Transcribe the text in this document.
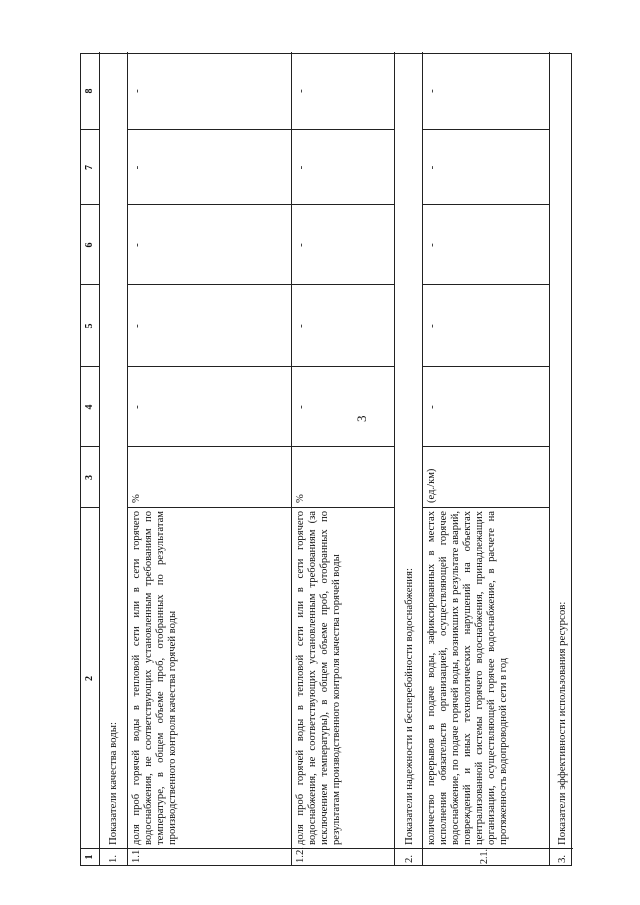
3
1
2
3
4
5
6
7
8
1.
Показатели качества воды:
1.1
доля проб горячей воды в тепловой сети или в сети горячего водоснабжения, не соответствующих установленным требованиям по температуре, в общем объеме проб, отобранных по результатам производственного контроля качества горячей воды
%
-
-
-
-
-
1.2.
доля проб горячей воды в тепловой сети или в сети горячего водоснабжения, не соответствующих установленным требованиям (за исключением температуры), в общем объеме проб, отобранных по результатам производственного контроля качества горячей воды
%
-
-
-
-
-
2.
Показатели надежности и бесперебойности водоснабжения:
2.1.
количество перерывов в подаче воды, зафиксированных в местах исполнения обязательств организацией, осуществляющей горячее водоснабжение, по подаче горячей воды, возникших в результате аварий, повреждений и иных технологических нарушений на объектах централизованной системы горячего водоснабжения, принадлежащих организации, осуществляющей горячее водоснабжение, в расчете на протяженность водопроводной сети в год
(ед./км)
-
-
-
-
-
3.
Показатели эффективности использования ресурсов:
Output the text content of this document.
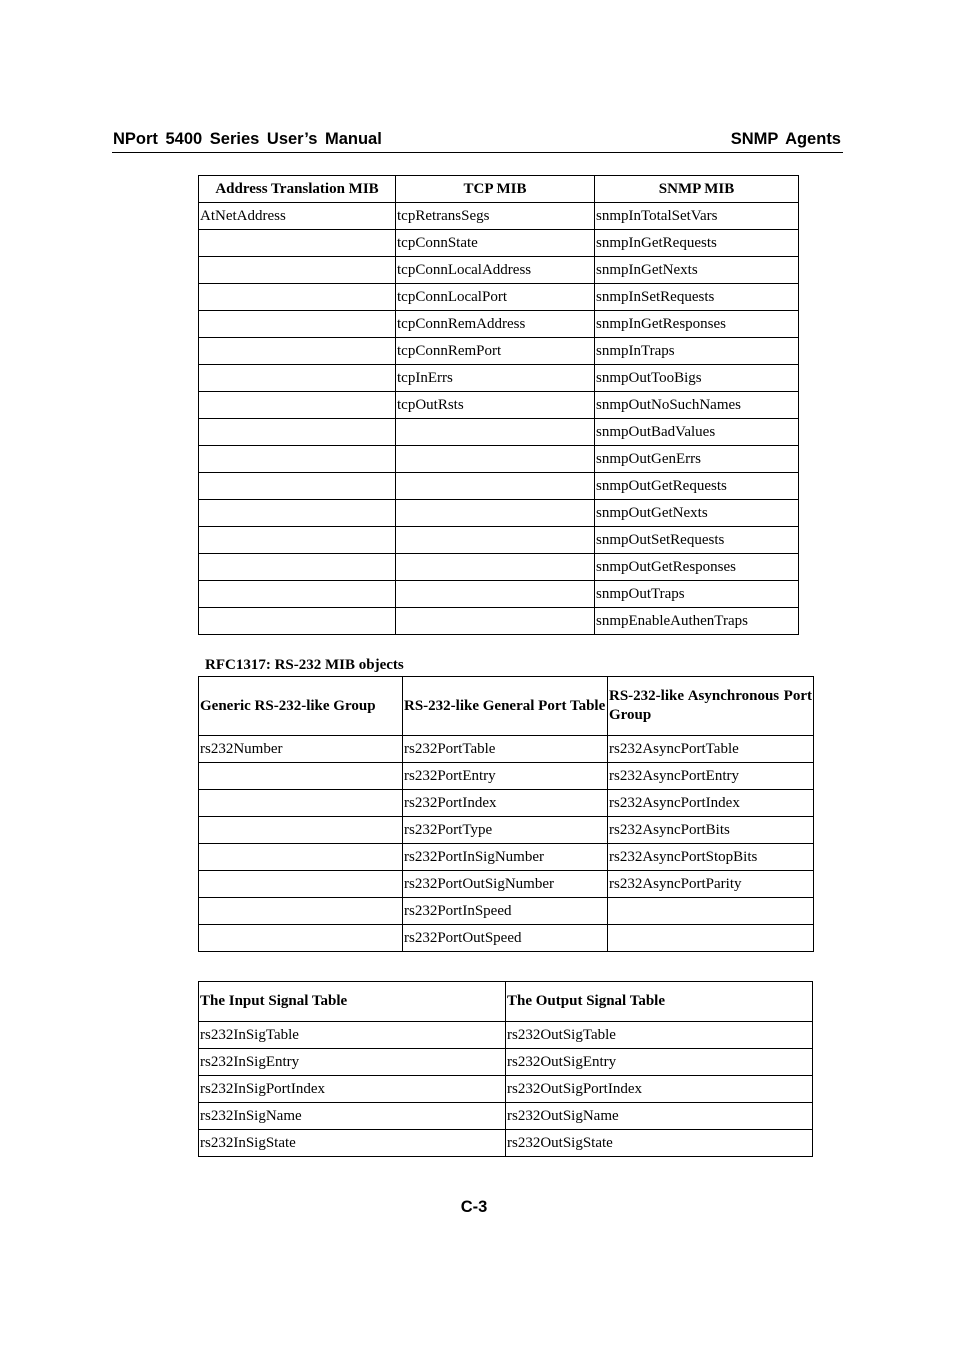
NPort 5400 Series User’s Manual	SNMP Agents
Address Translation MIB	TCP MIB	SNMP MIB
AtNetAddress	tcpRetransSegs	snmpInTotalSetVars
	tcpConnState	snmpInGetRequests
	tcpConnLocalAddress	snmpInGetNexts
	tcpConnLocalPort	snmpInSetRequests
	tcpConnRemAddress	snmpInGetResponses
	tcpConnRemPort	snmpInTraps
	tcpInErrs	snmpOutTooBigs
	tcpOutRsts	snmpOutNoSuchNames
		snmpOutBadValues
		snmpOutGenErrs
		snmpOutGetRequests
		snmpOutGetNexts
		snmpOutSetRequests
		snmpOutGetResponses
		snmpOutTraps
		snmpEnableAuthenTraps
RFC1317: RS-232 MIB objects
Generic RS-232-like Group	RS-232-like General Port Table	RS-232-like Asynchronous Port Group
rs232Number	rs232PortTable	rs232AsyncPortTable
	rs232PortEntry	rs232AsyncPortEntry
	rs232PortIndex	rs232AsyncPortIndex
	rs232PortType	rs232AsyncPortBits
	rs232PortInSigNumber	rs232AsyncPortStopBits
	rs232PortOutSigNumber	rs232AsyncPortParity
	rs232PortInSpeed	
	rs232PortOutSpeed	
The Input Signal Table	The Output Signal Table
rs232InSigTable	rs232OutSigTable
rs232InSigEntry	rs232OutSigEntry
rs232InSigPortIndex	rs232OutSigPortIndex
rs232InSigName	rs232OutSigName
rs232InSigState	rs232OutSigState
C-3
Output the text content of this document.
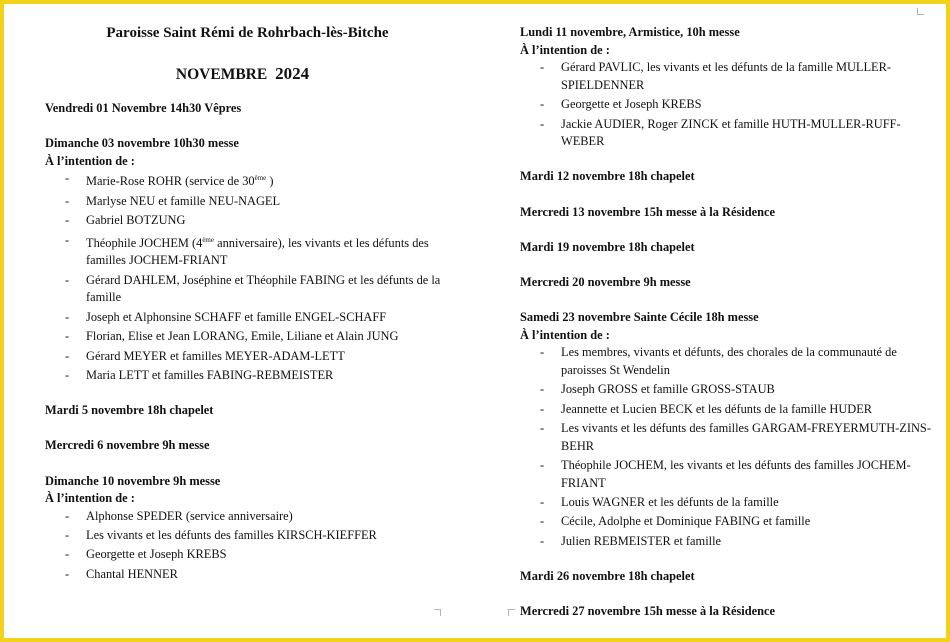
Paroisse Saint Rémi de Rohrbach-lès-Bitche
NOVEMBRE 2024
Vendredi 01 Novembre 14h30 Vêpres
Dimanche 03 novembre 10h30 messe
À l’intention de :
- Marie-Rose ROHR (service de 30ème )
- Marlyse NEU et famille NEU-NAGEL
- Gabriel BOTZUNG
- Théophile JOCHEM (4ème anniversaire), les vivants et les défunts des familles JOCHEM-FRIANT
- Gérard DAHLEM, Joséphine et Théophile FABING et les défunts de la famille
- Joseph et Alphonsine SCHAFF et famille ENGEL-SCHAFF
- Florian, Elise et Jean LORANG, Emile, Liliane et Alain JUNG
- Gérard MEYER et familles MEYER-ADAM-LETT
- Maria LETT et familles FABING-REBMEISTER
Mardi 5 novembre 18h chapelet
Mercredi 6 novembre 9h messe
Dimanche 10 novembre 9h messe
À l’intention de :
- Alphonse SPEDER (service anniversaire)
- Les vivants et les défunts des familles KIRSCH-KIEFFER
- Georgette et Joseph KREBS
- Chantal HENNER
Lundi 11 novembre, Armistice, 10h messe
À l’intention de :
- Gérard PAVLIC, les vivants et les défunts de la famille MULLER-SPIELDENNER
- Georgette et Joseph KREBS
- Jackie AUDIER, Roger ZINCK et famille HUTH-MULLER-RUFF-WEBER
Mardi 12 novembre 18h chapelet
Mercredi 13 novembre 15h messe à la Résidence
Mardi 19 novembre 18h chapelet
Mercredi 20 novembre 9h messe
Samedi 23 novembre Sainte Cécile 18h messe
À l’intention de :
- Les membres, vivants et défunts, des chorales de la communauté de paroisses St Wendelin
- Joseph GROSS et famille GROSS-STAUB
- Jeannette et Lucien BECK et les défunts de la famille HUDER
- Les vivants et les défunts des familles GARGAM-FREYERMUTH-ZINS-BEHR
- Théophile JOCHEM, les vivants et les défunts des familles JOCHEM-FRIANT
- Louis WAGNER et les défunts de la famille
- Cécile, Adolphe et Dominique FABING et famille
- Julien REBMEISTER et famille
Mardi 26 novembre 18h chapelet
Mercredi 27 novembre 15h messe à la Résidence
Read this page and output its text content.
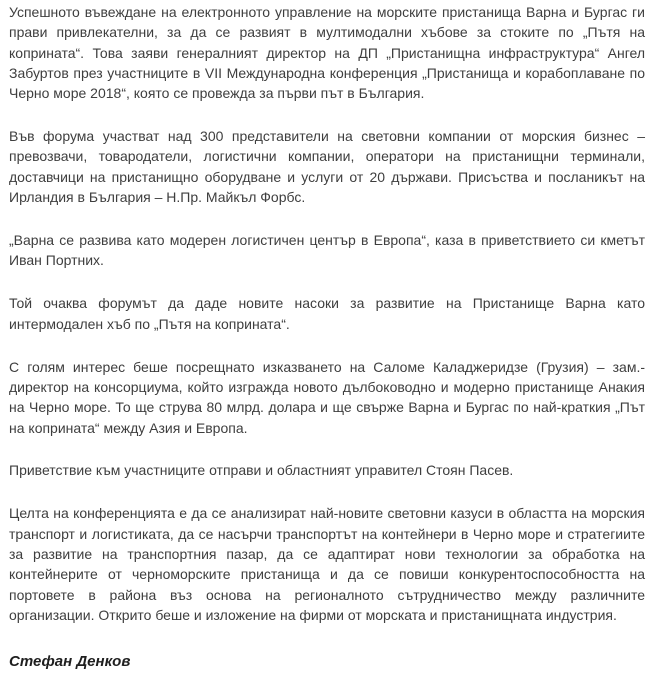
Успешното въвеждане на електронното управление на морските пристанища Варна и Бургас ги прави привлекателни, за да се развият в мултимодални хъбове за стоките по „Пътя на коприната“. Това заяви генералният директор на ДП „Пристанищна инфраструктура“ Ангел Забуртов през участниците в VII Международна конференция „Пристанища и корабоплаване по Черно море 2018“, която се провежда за първи път в България.

Във форума участват над 300 представители на световни компании от морския бизнес – превозвачи, товародатели, логистични компании, оператори на пристанищни терминали, доставчици на пристанищно оборудване и услуги от 20 държави. Присъства и посланикът на Ирландия в България – Н.Пр. Майкъл Форбс.

„Варна се развива като модерен логистичен център в Европа“, каза в приветствието си кметът Иван Портних.

Той очаква форумът да даде новите насоки за развитие на Пристанище Варна като интермодален хъб по „Пътя на коприната“.

С голям интерес беше посрещнато изказването на Саломе Каладжеридзе (Грузия) – зам.-директор на консорциума, който изгражда новото дълбоководно и модерно пристанище Анакия на Черно море. То ще струва 80 млрд. долара и ще свърже Варна и Бургас по най-краткия „Път на коприната“ между Азия и Европа.

Приветствие към участниците отправи и областният управител Стоян Пасев.

Целта на конференцията е да се анализират най-новите световни казуси в областта на морския транспорт и логистиката, да се насърчи транспортът на контейнери в Черно море и стратегиите за развитие на транспортния пазар, да се адаптират нови технологии за обработка на контейнерите от черноморските пристанища и да се повиши конкурентоспособността на портовете в района въз основа на регионалното сътрудничество между различните организации. Открито беше и изложение на фирми от морската и пристанищната индустрия.

Стефан Денков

· · · · ·

WHAT YOU NEED TO DO
The records above must be printed exactly; the pictures stay out.

RESULT FOR THIS EXERCISE
Transcribe the text in this document.
3
1
2
3
4
5
6
7
8
1.
Показатели качества воды:
1.1
доля проб горячей воды в тепловой сети или в сети горячего водоснабжения, не соответствующих установленным требованиям по температуре, в общем объеме проб, отобранных по результатам производственного контроля качества горячей воды
%
-
-
-
-
-
1.2.
доля проб горячей воды в тепловой сети или в сети горячего водоснабжения, не соответствующих установленным требованиям (за исключением температуры), в общем объеме проб, отобранных по результатам производственного контроля качества горячей воды
%
-
-
-
-
-
2.
Показатели надежности и бесперебойности водоснабжения:
2.1.
количество перерывов в подаче воды, зафиксированных в местах исполнения обязательств организацией, осуществляющей горячее водоснабжение, по подаче горячей воды, возникших в результате аварий, повреждений и иных технологических нарушений на объектах централизованной системы горячего водоснабжения, принадлежащих организации, осуществляющей горячее водоснабжение, в расчете на протяженность водопроводной сети в год
(ед./км)
-
-
-
-
-
3.
Показатели эффективности использования ресурсов:
Output the text content of this document.
NPort 5400 Series User’s Manual	SNMP Agents
Address Translation MIB	TCP MIB	SNMP MIB
AtNetAddress	tcpRetransSegs	snmpInTotalSetVars
	tcpConnState	snmpInGetRequests
	tcpConnLocalAddress	snmpInGetNexts
	tcpConnLocalPort	snmpInSetRequests
	tcpConnRemAddress	snmpInGetResponses
	tcpConnRemPort	snmpInTraps
	tcpInErrs	snmpOutTooBigs
	tcpOutRsts	snmpOutNoSuchNames
		snmpOutBadValues
		snmpOutGenErrs
		snmpOutGetRequests
		snmpOutGetNexts
		snmpOutSetRequests
		snmpOutGetResponses
		snmpOutTraps
		snmpEnableAuthenTraps
RFC1317: RS-232 MIB objects
Generic RS-232-like Group	RS-232-like General Port Table	RS-232-like Asynchronous Port Group
rs232Number	rs232PortTable	rs232AsyncPortTable
	rs232PortEntry	rs232AsyncPortEntry
	rs232PortIndex	rs232AsyncPortIndex
	rs232PortType	rs232AsyncPortBits
	rs232PortInSigNumber	rs232AsyncPortStopBits
	rs232PortOutSigNumber	rs232AsyncPortParity
	rs232PortInSpeed	
	rs232PortOutSpeed	
The Input Signal Table	The Output Signal Table
rs232InSigTable	rs232OutSigTable
rs232InSigEntry	rs232OutSigEntry
rs232InSigPortIndex	rs232OutSigPortIndex
rs232InSigName	rs232OutSigName
rs232InSigState	rs232OutSigState
C-3
Output the text content of this document.
Paroisse Saint Rémi de Rohrbach-lès-Bitche
NOVEMBRE 2024
Vendredi 01 Novembre 14h30 Vêpres
Dimanche 03 novembre 10h30 messe
À l’intention de :
- Marie-Rose ROHR (service de 30ème )
- Marlyse NEU et famille NEU-NAGEL
- Gabriel BOTZUNG
- Théophile JOCHEM (4ème anniversaire), les vivants et les défunts des familles JOCHEM-FRIANT
- Gérard DAHLEM, Joséphine et Théophile FABING et les défunts de la famille
- Joseph et Alphonsine SCHAFF et famille ENGEL-SCHAFF
- Florian, Elise et Jean LORANG, Emile, Liliane et Alain JUNG
- Gérard MEYER et familles MEYER-ADAM-LETT
- Maria LETT et familles FABING-REBMEISTER
Mardi 5 novembre 18h chapelet
Mercredi 6 novembre 9h messe
Dimanche 10 novembre 9h messe
À l’intention de :
- Alphonse SPEDER (service anniversaire)
- Les vivants et les défunts des familles KIRSCH-KIEFFER
- Georgette et Joseph KREBS
- Chantal HENNER
Lundi 11 novembre, Armistice, 10h messe
À l’intention de :
- Gérard PAVLIC, les vivants et les défunts de la famille MULLER-SPIELDENNER
- Georgette et Joseph KREBS
- Jackie AUDIER, Roger ZINCK et famille HUTH-MULLER-RUFF-WEBER
Mardi 12 novembre 18h chapelet
Mercredi 13 novembre 15h messe à la Résidence
Mardi 19 novembre 18h chapelet
Mercredi 20 novembre 9h messe
Samedi 23 novembre Sainte Cécile 18h messe
À l’intention de :
- Les membres, vivants et défunts, des chorales de la communauté de paroisses St Wendelin
- Joseph GROSS et famille GROSS-STAUB
- Jeannette et Lucien BECK et les défunts de la famille HUDER
- Les vivants et les défunts des familles GARGAM-FREYERMUTH-ZINS-BEHR
- Théophile JOCHEM, les vivants et les défunts des familles JOCHEM-FRIANT
- Louis WAGNER et les défunts de la famille
- Cécile, Adolphe et Dominique FABING et famille
- Julien REBMEISTER et famille
Mardi 26 novembre 18h chapelet
Mercredi 27 novembre 15h messe à la Résidence
Read this page and output its text content.
Успешното въвеждане на електронното управление на морските пристанища Варна и Бургас ги прави привлекателни, за да се развият в мултимодални хъбове за стоките по „Пътя на коприната“. Това заяви генералният директор на ДП „Пристанищна инфраструктура“ Ангел Забуртов през участниците в VII Международна конференция „Пристанища и корабоплаване по Черно море 2018“, която се провежда за първи път в България.

Във форума участват над 300 представители на световни компании от морския бизнес – превозвачи, товародатели, логистични компании, оператори на пристанищни терминали, доставчици на пристанищно оборудване и услуги от 20 държави. Присъства и посланикът на Ирландия в България – Н.Пр. Майкъл Форбс.

„Варна се развива като модерен логистичен център в Европа“, каза в приветствието си кметът Иван Портних.

Той очаква форумът да даде новите насоки за развитие на Пристанище Варна като интермодален хъб по „Пътя на коприната“.

С голям интерес беше посрещнато изказването на Саломе Каладжеридзе (Грузия) – зам.-директор на консорциума, който изгражда новото дълбоководно и модерно пристанище Анакия на Черно море. То ще струва 80 млрд. долара и ще свърже Варна и Бургас по най-краткия „Път на коприната“ между Азия и Европа.

Приветствие към участниците отправи и областният управител Стоян Пасев.

Целта на конференцията е да се анализират най-новите световни казуси в областта на морския транспорт и логистиката, да се насърчи транспортът на контейнери в Черно море и стратегиите за развитие на транспортния пазар, да се адаптират нови технологии за обработка на контейнерите от черноморските пристанища и да се повиши конкурентоспособността на портовете в района въз основа на регионалното сътрудничество между различните организации. Открито беше и изложение на фирми от морската и пристанищната индустрия.

Стефан Денков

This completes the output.